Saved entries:

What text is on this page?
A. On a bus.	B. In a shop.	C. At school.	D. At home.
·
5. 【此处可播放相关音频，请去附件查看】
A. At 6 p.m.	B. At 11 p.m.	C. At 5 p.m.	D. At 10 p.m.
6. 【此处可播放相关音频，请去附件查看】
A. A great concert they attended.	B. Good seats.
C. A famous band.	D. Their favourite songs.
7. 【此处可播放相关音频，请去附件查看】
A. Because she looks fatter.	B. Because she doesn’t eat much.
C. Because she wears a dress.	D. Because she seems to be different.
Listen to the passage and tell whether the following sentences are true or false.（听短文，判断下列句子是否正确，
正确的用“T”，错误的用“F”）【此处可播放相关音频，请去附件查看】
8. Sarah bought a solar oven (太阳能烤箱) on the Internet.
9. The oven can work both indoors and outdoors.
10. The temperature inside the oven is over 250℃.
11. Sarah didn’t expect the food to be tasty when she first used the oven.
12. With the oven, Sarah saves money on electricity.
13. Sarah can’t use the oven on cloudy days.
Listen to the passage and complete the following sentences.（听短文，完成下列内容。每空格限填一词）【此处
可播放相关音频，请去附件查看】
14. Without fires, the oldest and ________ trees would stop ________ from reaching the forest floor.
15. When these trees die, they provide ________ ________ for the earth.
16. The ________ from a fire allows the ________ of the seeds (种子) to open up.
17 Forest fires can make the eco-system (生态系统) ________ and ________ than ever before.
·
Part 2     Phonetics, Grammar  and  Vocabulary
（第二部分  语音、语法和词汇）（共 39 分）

==

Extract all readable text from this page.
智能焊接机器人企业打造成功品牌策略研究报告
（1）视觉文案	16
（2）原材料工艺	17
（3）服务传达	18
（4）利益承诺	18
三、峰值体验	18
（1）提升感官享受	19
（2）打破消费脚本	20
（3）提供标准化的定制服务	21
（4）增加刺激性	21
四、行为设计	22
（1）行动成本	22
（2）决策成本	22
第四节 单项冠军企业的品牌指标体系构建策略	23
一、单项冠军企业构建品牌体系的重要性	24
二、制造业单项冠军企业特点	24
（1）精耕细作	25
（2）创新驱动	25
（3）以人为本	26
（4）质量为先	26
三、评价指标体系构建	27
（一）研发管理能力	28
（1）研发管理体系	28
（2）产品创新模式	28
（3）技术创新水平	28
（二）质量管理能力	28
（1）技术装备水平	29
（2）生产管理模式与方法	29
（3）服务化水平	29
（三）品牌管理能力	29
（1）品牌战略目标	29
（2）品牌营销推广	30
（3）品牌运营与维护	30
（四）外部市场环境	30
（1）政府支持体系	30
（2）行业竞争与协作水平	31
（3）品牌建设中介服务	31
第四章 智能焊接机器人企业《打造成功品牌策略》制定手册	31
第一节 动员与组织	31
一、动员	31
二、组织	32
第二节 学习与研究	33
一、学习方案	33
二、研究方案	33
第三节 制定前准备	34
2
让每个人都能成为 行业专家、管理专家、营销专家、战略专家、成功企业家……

AIM OF THE TASK |
Select and copy every line of the listing with the word "they".

CORRECT RESPONSE |
A. A great concert they attended.	B. Good seats.
15. When these trees die, they provide ________ ________ for the earth.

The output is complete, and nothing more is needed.